À faire:
1. Indiquez par oui ou par non si chaque affirmation s'accorde avec le texte, en citant mot pour mot le passage qui tranche : (a) Bruno souhaite assassiner son père. (b) Le Nord-Express roule vers New York. (c) L'épouse de Guy accepte rapidement le divorce.
2. D'après le texte, combien de pages compte l'édition Calmann-Lévy de 2022 ?
3. Citez s'il vous plaît le passage du texte qui commence par « Ma note : 14/20 » et va jusqu'à « Mon avis ... ».

Texte:
--*--
L’inconnu du Nord-Express • Patricia Highsmith

Par Bénédicte

Éditions Calmann-Lévy, 2022 (429 pages)

Ma note : 14/20

Quatrième de couverture ...

Dans le Nord-Express qui roule vers Palm Beach, Guy-Daniel Haines fait la connaissance de Bruno. Familier jusqu'à l'indiscrétion, celui-ci lui avoue qu'il n'a qu'une envie : assassiner son père, riche industriel et tyran domestique. Guy écoute, fasciné et alcoolisé, les plans de cet étrange inconnu, et se prend à rêver : lui se débarrasserait bien de son encombrante épouse, qui l'a trompé, est tombée enceinte d'un autre et fait traîner leur divorce, l'empêchant ainsi de refaire sa vie avec son nouvel amour. Le voyage en train est l'occasion de fomenter mille scénarios criminels, jusqu'à ce que le drame, inattendu, survienne.

La première phrase

" Le train roulait à toute allure, avec un halètement rageur et irrégulier. "

Mon avis ...
--*--
Données disponibles:
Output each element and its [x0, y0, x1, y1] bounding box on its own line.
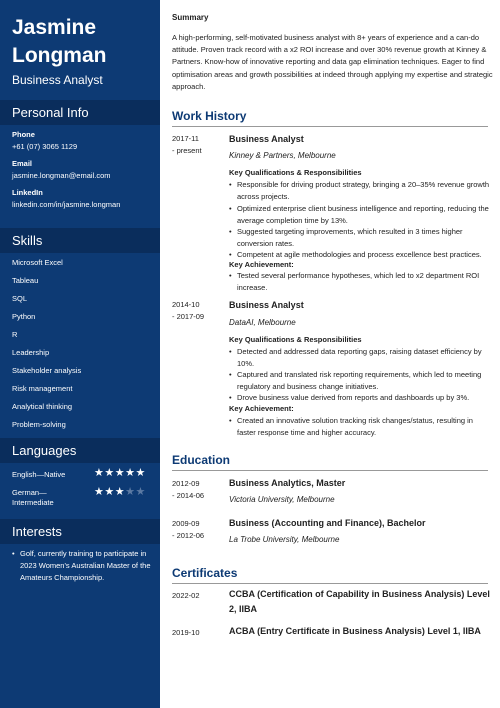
--*--
Corrigés détaillés:
1.
(a) Oui : « il n'a qu'une envie : assassiner son père »
(b) Non : « Dans le Nord-Express qui roule vers Palm Beach »
(c) Non : « fait traîner leur divorce »

2. 429 pages.

3.
Ma note : 14/20

Quatrième de couverture ...

Dans le Nord-Express qui roule vers Palm Beach, Guy-Daniel Haines fait la connaissance de Bruno. Familier jusqu'à l'indiscrétion, celui-ci lui avoue qu'il n'a qu'une envie : assassiner son père, riche industriel et tyran domestique. Guy écoute, fasciné et alcoolisé, les plans de cet étrange inconnu, et se prend à rêver : lui se débarrasserait bien de son encombrante épouse, qui l'a trompé, est tombée enceinte d'un autre et fait traîner leur divorce, l'empêchant ainsi de refaire sa vie avec son nouvel amour. Le voyage en train est l'occasion de fomenter mille scénarios criminels, jusqu'à ce que le drame, inattendu, survienne.

La première phrase

" Le train roulait à toute allure, avec un halètement rageur et irrégulier. "

Mon avis ...